[The request] Type out the records that follow, exactly as given.

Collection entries
[start]

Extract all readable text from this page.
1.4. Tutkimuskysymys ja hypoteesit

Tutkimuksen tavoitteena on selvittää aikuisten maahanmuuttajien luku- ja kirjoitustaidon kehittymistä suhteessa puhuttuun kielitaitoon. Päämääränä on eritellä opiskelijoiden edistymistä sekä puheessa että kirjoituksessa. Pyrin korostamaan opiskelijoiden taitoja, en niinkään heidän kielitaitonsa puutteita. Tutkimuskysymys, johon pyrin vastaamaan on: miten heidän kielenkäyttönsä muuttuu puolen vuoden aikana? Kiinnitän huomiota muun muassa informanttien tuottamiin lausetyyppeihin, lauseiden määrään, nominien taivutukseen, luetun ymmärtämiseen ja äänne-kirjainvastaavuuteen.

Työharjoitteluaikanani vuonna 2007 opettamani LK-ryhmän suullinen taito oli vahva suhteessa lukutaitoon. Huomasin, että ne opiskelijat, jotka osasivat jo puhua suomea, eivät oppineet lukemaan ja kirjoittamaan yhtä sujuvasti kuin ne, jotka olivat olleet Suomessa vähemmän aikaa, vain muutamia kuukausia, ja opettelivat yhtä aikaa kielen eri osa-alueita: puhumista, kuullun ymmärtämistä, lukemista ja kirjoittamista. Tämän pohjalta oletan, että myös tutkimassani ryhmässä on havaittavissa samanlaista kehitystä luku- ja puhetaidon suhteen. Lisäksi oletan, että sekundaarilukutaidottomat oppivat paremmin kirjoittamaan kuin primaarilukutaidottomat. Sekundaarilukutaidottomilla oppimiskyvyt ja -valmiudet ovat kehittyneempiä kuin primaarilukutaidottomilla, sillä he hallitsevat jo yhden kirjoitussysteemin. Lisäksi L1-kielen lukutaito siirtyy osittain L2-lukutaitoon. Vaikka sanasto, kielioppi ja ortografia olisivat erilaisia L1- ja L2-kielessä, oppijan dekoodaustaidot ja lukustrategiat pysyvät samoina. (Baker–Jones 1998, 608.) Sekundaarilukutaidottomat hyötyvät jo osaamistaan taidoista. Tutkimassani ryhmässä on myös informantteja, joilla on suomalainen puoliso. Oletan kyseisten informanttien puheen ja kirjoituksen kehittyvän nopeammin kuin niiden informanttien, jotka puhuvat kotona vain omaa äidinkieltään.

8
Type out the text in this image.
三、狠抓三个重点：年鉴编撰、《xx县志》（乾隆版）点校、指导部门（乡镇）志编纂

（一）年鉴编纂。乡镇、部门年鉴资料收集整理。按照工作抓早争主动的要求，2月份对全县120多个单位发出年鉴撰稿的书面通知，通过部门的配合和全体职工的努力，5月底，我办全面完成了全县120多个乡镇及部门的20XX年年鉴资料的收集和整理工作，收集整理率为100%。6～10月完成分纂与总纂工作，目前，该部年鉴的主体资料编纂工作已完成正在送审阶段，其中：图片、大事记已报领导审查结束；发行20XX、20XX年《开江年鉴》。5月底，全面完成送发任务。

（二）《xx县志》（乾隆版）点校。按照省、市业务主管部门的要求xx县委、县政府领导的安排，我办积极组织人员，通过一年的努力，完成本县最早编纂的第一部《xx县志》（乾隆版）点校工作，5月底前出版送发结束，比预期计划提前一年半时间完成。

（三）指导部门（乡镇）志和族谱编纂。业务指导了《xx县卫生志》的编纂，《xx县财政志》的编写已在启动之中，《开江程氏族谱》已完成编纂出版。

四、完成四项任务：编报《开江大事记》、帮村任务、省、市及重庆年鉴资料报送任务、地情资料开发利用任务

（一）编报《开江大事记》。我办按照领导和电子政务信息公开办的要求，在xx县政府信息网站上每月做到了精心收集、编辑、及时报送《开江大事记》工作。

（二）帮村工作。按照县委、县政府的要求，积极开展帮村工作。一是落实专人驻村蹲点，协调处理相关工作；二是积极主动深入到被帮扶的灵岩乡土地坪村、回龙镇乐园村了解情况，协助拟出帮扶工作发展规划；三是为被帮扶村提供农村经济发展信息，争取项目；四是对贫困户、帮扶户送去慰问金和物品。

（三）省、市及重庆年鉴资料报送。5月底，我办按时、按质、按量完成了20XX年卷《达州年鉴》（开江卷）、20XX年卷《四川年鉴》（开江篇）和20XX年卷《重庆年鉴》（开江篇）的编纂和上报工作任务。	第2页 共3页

[end]

[Completed task]
Extract all readable text from this page.
1.4. Tutkimuskysymys ja hypoteesit

Tutkimuksen tavoitteena on selvittää aikuisten maahanmuuttajien luku- ja kirjoitustaidon kehittymistä suhteessa puhuttuun kielitaitoon. Päämääränä on eritellä opiskelijoiden edistymistä sekä puheessa että kirjoituksessa. Pyrin korostamaan opiskelijoiden taitoja, en niinkään heidän kielitaitonsa puutteita. Tutkimuskysymys, johon pyrin vastaamaan on: miten heidän kielenkäyttönsä muuttuu puolen vuoden aikana? Kiinnitän huomiota muun muassa informanttien tuottamiin lausetyyppeihin, lauseiden määrään, nominien taivutukseen, luetun ymmärtämiseen ja äänne-kirjainvastaavuuteen.

Työharjoitteluaikanani vuonna 2007 opettamani LK-ryhmän suullinen taito oli vahva suhteessa lukutaitoon. Huomasin, että ne opiskelijat, jotka osasivat jo puhua suomea, eivät oppineet lukemaan ja kirjoittamaan yhtä sujuvasti kuin ne, jotka olivat olleet Suomessa vähemmän aikaa, vain muutamia kuukausia, ja opettelivat yhtä aikaa kielen eri osa-alueita: puhumista, kuullun ymmärtämistä, lukemista ja kirjoittamista. Tämän pohjalta oletan, että myös tutkimassani ryhmässä on havaittavissa samanlaista kehitystä luku- ja puhetaidon suhteen. Lisäksi oletan, että sekundaarilukutaidottomat oppivat paremmin kirjoittamaan kuin primaarilukutaidottomat. Sekundaarilukutaidottomilla oppimiskyvyt ja -valmiudet ovat kehittyneempiä kuin primaarilukutaidottomilla, sillä he hallitsevat jo yhden kirjoitussysteemin. Lisäksi L1-kielen lukutaito siirtyy osittain L2-lukutaitoon. Vaikka sanasto, kielioppi ja ortografia olisivat erilaisia L1- ja L2-kielessä, oppijan dekoodaustaidot ja lukustrategiat pysyvät samoina. (Baker–Jones 1998, 608.) Sekundaarilukutaidottomat hyötyvät jo osaamistaan taidoista. Tutkimassani ryhmässä on myös informantteja, joilla on suomalainen puoliso. Oletan kyseisten informanttien puheen ja kirjoituksen kehittyvän nopeammin kuin niiden informanttien, jotka puhuvat kotona vain omaa äidinkieltään.

8
Type out the text in this image.
三、狠抓三个重点：年鉴编撰、《xx县志》（乾隆版）点校、指导部门（乡镇）志编纂

（一）年鉴编纂。乡镇、部门年鉴资料收集整理。按照工作抓早争主动的要求，2月份对全县120多个单位发出年鉴撰稿的书面通知，通过部门的配合和全体职工的努力，5月底，我办全面完成了全县120多个乡镇及部门的20XX年年鉴资料的收集和整理工作，收集整理率为100%。6～10月完成分纂与总纂工作，目前，该部年鉴的主体资料编纂工作已完成正在送审阶段，其中：图片、大事记已报领导审查结束；发行20XX、20XX年《开江年鉴》。5月底，全面完成送发任务。

（二）《xx县志》（乾隆版）点校。按照省、市业务主管部门的要求xx县委、县政府领导的安排，我办积极组织人员，通过一年的努力，完成本县最早编纂的第一部《xx县志》（乾隆版）点校工作，5月底前出版送发结束，比预期计划提前一年半时间完成。

（三）指导部门（乡镇）志和族谱编纂。业务指导了《xx县卫生志》的编纂，《xx县财政志》的编写已在启动之中，《开江程氏族谱》已完成编纂出版。

四、完成四项任务：编报《开江大事记》、帮村任务、省、市及重庆年鉴资料报送任务、地情资料开发利用任务

（一）编报《开江大事记》。我办按照领导和电子政务信息公开办的要求，在xx县政府信息网站上每月做到了精心收集、编辑、及时报送《开江大事记》工作。

（二）帮村工作。按照县委、县政府的要求，积极开展帮村工作。一是落实专人驻村蹲点，协调处理相关工作；二是积极主动深入到被帮扶的灵岩乡土地坪村、回龙镇乐园村了解情况，协助拟出帮扶工作发展规划；三是为被帮扶村提供农村经济发展信息，争取项目；四是对贫困户、帮扶户送去慰问金和物品。

（三）省、市及重庆年鉴资料报送。5月底，我办按时、按质、按量完成了20XX年卷《达州年鉴》（开江卷）、20XX年卷《四川年鉴》（开江篇）和20XX年卷《重庆年鉴》（开江篇）的编纂和上报工作任务。	第2页 共3页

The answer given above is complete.